_WHAT THIS TASK INVOLVES_. Gather all lines in the records below that include the word "style".

_MATERIAL PROVIDED_.
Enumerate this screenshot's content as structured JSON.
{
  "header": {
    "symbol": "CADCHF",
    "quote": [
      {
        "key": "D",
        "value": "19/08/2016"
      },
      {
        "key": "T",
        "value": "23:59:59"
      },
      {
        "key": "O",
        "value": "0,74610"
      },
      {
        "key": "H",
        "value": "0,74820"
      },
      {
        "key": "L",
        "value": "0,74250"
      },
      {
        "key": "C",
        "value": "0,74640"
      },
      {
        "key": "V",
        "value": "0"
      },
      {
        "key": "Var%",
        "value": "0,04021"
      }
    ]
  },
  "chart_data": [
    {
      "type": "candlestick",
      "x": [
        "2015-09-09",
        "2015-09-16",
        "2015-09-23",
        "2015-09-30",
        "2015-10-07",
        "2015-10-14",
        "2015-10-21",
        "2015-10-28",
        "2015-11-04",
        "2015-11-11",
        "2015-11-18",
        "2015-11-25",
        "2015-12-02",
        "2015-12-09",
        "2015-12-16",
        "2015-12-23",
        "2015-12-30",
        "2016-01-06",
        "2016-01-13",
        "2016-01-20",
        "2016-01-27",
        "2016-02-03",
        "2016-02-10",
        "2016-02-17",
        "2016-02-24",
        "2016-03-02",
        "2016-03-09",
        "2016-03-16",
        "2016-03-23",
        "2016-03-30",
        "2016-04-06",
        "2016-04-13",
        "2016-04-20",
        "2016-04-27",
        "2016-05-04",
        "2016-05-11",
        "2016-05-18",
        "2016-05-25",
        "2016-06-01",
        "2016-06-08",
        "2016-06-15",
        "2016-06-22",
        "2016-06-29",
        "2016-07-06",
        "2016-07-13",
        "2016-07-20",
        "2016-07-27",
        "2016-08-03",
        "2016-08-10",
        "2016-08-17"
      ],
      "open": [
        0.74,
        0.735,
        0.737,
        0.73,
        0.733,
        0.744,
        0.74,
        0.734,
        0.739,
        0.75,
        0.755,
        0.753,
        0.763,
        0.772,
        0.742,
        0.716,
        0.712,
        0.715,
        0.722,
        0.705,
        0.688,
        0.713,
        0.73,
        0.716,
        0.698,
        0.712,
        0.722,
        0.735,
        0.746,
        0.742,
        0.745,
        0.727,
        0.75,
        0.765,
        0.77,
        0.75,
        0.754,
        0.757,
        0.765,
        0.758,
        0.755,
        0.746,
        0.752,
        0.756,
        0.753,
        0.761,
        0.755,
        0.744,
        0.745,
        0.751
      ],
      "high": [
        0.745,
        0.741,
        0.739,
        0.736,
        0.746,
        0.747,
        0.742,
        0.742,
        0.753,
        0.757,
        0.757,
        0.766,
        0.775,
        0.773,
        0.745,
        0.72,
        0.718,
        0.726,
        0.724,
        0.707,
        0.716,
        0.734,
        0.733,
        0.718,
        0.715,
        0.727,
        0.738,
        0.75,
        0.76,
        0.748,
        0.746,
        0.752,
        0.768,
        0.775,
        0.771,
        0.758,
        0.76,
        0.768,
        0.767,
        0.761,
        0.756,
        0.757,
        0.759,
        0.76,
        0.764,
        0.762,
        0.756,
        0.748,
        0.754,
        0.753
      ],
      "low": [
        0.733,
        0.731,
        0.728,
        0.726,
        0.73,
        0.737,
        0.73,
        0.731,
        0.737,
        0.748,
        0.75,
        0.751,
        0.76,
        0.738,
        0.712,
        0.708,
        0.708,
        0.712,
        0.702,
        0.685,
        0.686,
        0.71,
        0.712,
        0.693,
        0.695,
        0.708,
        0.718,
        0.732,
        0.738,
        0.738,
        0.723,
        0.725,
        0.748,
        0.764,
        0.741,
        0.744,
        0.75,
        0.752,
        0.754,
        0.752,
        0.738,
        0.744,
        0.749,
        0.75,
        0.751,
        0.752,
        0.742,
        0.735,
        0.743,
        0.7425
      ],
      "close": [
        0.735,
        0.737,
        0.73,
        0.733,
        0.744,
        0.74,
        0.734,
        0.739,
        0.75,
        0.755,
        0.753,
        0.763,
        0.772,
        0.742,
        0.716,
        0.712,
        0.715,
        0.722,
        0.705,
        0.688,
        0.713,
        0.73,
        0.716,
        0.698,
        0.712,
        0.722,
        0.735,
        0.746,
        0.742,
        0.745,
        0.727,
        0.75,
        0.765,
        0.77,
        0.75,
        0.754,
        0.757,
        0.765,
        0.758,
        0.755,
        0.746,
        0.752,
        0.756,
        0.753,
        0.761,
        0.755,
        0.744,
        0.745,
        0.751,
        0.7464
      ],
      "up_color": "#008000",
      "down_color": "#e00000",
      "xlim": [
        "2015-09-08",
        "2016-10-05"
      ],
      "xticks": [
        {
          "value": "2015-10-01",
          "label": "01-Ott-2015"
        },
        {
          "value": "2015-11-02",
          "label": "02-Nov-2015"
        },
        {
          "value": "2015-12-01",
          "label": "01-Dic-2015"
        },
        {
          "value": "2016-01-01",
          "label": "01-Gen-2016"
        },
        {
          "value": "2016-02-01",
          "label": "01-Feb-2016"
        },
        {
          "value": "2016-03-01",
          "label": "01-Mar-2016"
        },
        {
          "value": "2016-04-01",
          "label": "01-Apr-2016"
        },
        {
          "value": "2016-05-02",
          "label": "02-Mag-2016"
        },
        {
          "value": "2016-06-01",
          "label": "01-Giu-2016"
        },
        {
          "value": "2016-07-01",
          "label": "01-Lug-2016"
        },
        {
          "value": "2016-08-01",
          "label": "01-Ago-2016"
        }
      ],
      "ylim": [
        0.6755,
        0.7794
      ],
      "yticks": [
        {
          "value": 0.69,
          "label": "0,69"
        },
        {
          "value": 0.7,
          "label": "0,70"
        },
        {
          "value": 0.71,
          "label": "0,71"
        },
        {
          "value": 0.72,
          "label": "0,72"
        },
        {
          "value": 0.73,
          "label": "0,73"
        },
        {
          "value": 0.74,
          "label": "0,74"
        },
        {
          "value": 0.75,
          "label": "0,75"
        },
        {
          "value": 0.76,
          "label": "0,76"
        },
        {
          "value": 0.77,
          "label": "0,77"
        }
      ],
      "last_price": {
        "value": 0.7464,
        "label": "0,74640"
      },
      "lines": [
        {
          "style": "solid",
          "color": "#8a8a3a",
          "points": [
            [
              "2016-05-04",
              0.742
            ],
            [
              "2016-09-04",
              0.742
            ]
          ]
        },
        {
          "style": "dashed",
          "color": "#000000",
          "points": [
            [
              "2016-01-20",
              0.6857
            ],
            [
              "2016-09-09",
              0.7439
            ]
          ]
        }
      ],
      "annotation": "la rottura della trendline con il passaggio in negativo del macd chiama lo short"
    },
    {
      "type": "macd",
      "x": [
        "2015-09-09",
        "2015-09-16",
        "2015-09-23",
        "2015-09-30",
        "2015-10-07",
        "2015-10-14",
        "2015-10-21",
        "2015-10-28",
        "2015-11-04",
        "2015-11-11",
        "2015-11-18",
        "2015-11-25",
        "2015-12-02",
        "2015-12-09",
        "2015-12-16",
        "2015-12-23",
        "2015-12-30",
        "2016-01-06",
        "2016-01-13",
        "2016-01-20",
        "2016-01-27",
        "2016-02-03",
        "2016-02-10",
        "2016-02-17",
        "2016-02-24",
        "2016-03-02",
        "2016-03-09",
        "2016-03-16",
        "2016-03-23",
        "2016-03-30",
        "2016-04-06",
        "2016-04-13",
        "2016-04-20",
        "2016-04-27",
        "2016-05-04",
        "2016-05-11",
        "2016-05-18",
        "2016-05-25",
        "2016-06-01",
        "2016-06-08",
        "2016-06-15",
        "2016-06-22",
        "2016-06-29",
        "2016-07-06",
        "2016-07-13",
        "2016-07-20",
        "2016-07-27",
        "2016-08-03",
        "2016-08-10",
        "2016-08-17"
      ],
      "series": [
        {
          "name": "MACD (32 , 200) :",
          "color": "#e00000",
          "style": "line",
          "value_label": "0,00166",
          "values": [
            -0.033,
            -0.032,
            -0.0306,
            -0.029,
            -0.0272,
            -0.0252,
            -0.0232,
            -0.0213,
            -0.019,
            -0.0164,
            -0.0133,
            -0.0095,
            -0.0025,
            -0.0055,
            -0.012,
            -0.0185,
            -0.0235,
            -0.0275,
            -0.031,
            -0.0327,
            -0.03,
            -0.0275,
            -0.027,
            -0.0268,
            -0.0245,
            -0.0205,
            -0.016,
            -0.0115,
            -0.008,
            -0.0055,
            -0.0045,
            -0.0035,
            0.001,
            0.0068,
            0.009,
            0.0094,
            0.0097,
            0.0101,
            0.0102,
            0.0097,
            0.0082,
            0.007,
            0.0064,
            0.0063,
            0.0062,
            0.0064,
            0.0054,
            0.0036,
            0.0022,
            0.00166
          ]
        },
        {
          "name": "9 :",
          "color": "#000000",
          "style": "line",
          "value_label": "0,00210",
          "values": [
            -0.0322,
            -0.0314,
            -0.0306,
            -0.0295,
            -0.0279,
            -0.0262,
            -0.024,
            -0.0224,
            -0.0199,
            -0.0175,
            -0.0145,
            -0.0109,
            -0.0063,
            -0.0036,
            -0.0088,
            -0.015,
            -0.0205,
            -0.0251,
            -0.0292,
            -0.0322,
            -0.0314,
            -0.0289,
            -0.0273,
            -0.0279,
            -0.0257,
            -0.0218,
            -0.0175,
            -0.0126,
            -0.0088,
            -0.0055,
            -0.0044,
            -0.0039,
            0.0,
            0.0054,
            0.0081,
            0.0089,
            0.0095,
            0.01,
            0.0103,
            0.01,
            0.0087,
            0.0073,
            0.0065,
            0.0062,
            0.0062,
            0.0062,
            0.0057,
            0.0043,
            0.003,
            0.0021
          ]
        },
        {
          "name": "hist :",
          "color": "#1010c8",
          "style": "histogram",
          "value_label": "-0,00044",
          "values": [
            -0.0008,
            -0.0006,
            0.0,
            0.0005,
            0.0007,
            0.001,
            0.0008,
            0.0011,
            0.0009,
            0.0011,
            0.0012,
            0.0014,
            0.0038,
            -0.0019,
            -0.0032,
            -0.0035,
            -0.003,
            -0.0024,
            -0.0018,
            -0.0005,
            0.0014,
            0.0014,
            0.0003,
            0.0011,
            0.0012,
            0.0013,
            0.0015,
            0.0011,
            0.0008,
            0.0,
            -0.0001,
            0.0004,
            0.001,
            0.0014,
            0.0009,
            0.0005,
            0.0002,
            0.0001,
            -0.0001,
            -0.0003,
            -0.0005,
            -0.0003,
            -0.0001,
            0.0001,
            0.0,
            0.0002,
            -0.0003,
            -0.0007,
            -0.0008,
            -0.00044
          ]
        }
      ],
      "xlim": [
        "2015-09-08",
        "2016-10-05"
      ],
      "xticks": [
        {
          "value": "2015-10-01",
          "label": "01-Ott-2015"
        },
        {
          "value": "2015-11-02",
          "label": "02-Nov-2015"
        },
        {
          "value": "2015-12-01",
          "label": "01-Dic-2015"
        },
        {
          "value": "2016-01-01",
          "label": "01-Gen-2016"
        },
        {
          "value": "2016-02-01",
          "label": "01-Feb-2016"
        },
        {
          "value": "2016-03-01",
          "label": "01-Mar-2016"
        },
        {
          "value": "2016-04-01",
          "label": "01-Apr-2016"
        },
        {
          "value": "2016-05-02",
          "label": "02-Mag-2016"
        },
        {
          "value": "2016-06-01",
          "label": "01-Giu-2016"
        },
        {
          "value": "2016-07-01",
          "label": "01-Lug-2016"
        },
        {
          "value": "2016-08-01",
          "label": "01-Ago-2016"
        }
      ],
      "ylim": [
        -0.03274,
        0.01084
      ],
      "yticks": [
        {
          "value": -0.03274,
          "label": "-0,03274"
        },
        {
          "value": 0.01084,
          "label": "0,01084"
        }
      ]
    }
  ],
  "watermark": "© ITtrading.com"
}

_FULL OUTPUT_.
          "style": "solid",
          "style": "dashed",
          "style": "line",
          "style": "line",
          "style": "histogram",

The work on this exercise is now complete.